Given exercise: Give every line of the data again, unchanged, but with no pictures.

Dataset items:
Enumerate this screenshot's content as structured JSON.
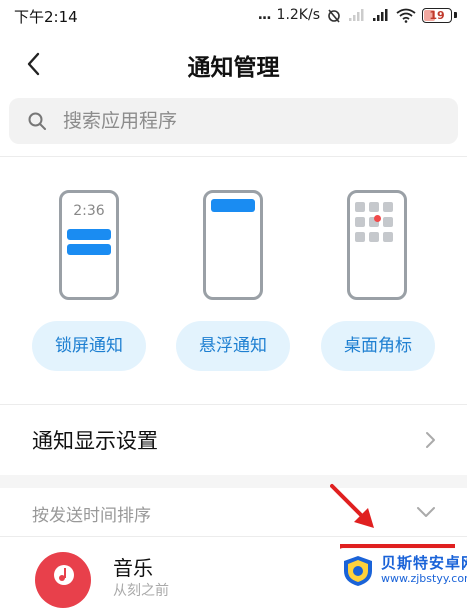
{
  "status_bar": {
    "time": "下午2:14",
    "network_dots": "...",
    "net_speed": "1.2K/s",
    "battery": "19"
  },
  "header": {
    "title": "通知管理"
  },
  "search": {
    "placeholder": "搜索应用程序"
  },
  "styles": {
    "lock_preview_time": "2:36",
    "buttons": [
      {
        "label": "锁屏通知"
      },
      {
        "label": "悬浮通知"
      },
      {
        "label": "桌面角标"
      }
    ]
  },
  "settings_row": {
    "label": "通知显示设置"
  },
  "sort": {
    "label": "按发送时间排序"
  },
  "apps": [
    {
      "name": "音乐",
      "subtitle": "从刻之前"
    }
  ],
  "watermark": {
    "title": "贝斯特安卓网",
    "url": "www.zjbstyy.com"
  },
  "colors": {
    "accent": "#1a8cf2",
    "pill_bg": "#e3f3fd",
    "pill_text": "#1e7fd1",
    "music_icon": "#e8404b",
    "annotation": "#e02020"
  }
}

Solution for this problem:
Enumerate this screenshot's content as structured JSON.
{
  "status_bar": {
    "time": "下午2:14",
    "network_dots": "...",
    "net_speed": "1.2K/s",
    "battery": "19"
  },
  "header": {
    "title": "通知管理"
  },
  "search": {
    "placeholder": "搜索应用程序"
  },
  "styles": {
    "lock_preview_time": "2:36",
    "buttons": [
      {
        "label": "锁屏通知"
      },
      {
        "label": "悬浮通知"
      },
      {
        "label": "桌面角标"
      }
    ]
  },
  "settings_row": {
    "label": "通知显示设置"
  },
  "sort": {
    "label": "按发送时间排序"
  },
  "apps": [
    {
      "name": "音乐",
      "subtitle": "从刻之前"
    }
  ],
  "watermark": {
    "title": "贝斯特安卓网",
    "url": "www.zjbstyy.com"
  },
  "colors": {
    "accent": "#1a8cf2",
    "pill_bg": "#e3f3fd",
    "pill_text": "#1e7fd1",
    "music_icon": "#e8404b",
    "annotation": "#e02020"
  }
}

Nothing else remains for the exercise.